Stored records
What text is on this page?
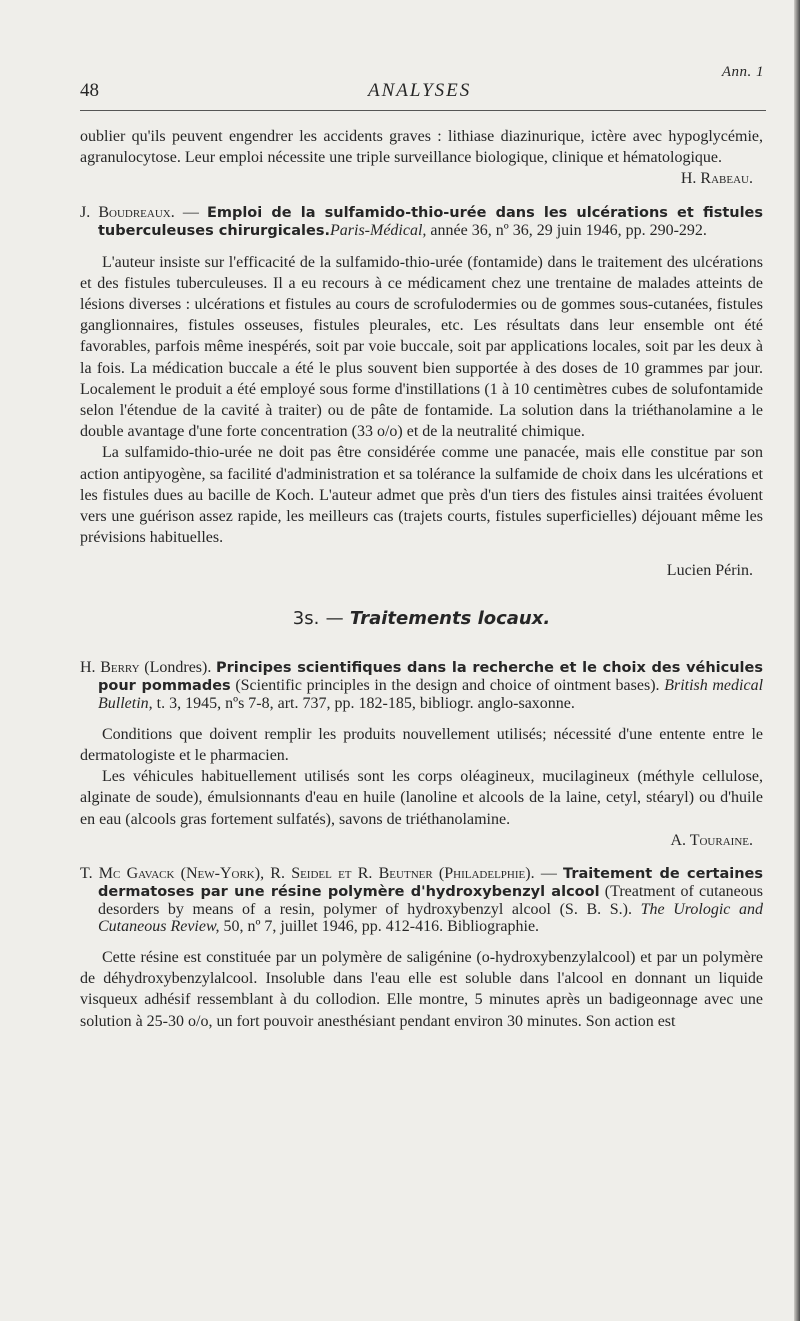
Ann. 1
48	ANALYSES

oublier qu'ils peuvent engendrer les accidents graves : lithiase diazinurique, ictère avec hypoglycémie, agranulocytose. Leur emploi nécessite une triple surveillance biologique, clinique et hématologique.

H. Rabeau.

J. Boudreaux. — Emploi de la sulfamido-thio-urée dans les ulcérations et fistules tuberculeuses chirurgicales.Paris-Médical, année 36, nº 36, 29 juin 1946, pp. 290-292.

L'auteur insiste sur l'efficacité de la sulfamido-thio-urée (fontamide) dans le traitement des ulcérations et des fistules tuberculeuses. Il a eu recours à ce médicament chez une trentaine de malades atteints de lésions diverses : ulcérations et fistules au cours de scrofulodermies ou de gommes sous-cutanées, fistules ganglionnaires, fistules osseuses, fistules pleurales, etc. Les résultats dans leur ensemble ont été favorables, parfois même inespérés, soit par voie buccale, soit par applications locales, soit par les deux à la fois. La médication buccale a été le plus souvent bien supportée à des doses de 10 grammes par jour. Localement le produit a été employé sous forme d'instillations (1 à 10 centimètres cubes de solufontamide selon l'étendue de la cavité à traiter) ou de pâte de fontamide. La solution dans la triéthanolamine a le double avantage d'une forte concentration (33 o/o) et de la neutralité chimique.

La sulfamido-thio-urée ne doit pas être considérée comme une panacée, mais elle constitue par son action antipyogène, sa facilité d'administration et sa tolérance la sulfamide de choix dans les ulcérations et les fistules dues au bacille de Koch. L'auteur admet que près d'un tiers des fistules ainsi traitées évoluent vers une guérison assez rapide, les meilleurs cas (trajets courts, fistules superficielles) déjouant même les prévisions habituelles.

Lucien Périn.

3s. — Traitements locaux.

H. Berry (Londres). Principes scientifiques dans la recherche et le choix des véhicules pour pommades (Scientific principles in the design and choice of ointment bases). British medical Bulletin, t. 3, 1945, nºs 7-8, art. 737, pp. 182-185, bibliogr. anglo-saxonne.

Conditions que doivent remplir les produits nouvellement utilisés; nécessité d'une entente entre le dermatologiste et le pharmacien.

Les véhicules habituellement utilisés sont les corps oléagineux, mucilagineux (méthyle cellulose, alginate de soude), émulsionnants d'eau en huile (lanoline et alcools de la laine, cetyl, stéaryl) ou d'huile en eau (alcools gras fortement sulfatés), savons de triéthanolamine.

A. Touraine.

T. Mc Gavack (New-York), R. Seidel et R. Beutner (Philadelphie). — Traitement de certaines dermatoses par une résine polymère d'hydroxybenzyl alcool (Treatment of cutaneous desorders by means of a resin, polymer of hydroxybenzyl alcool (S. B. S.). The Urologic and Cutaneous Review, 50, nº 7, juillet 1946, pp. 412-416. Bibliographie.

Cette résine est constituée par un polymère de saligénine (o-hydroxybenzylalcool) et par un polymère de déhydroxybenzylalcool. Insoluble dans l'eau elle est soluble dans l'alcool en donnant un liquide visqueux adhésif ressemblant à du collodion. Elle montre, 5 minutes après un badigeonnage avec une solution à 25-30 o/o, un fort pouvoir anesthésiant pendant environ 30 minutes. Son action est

==

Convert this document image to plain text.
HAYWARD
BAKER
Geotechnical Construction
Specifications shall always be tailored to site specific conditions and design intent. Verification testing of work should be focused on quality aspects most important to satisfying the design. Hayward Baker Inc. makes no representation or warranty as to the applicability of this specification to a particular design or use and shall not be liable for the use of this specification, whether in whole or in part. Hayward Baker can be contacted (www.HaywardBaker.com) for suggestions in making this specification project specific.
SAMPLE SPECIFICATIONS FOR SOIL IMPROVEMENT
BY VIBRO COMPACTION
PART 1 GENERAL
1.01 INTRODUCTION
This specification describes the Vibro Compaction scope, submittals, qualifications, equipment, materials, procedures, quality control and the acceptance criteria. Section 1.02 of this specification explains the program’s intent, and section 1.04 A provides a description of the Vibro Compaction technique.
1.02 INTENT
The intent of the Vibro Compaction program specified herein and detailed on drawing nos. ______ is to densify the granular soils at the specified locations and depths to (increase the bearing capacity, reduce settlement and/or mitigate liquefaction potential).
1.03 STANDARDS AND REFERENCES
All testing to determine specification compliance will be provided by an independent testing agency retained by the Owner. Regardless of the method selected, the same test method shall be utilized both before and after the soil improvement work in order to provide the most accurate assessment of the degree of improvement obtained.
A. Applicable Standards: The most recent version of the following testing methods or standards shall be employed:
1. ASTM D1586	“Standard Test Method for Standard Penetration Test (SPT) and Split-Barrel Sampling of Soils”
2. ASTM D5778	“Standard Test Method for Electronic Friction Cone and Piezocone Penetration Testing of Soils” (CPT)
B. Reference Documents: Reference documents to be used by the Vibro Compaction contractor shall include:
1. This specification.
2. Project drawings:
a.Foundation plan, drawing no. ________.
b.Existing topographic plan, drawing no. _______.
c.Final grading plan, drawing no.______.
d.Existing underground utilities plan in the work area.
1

**What this task involves:** List the lines of the material in which the word "ASTM" occurs.

**Final answer:**
1. ASTM D1586	“Standard Test Method for Standard Penetration Test (SPT) and Split-Barrel Sampling of Soils”
2. ASTM D5778	“Standard Test Method for Electronic Friction Cone and Piezocone Penetration Testing of Soils” (CPT)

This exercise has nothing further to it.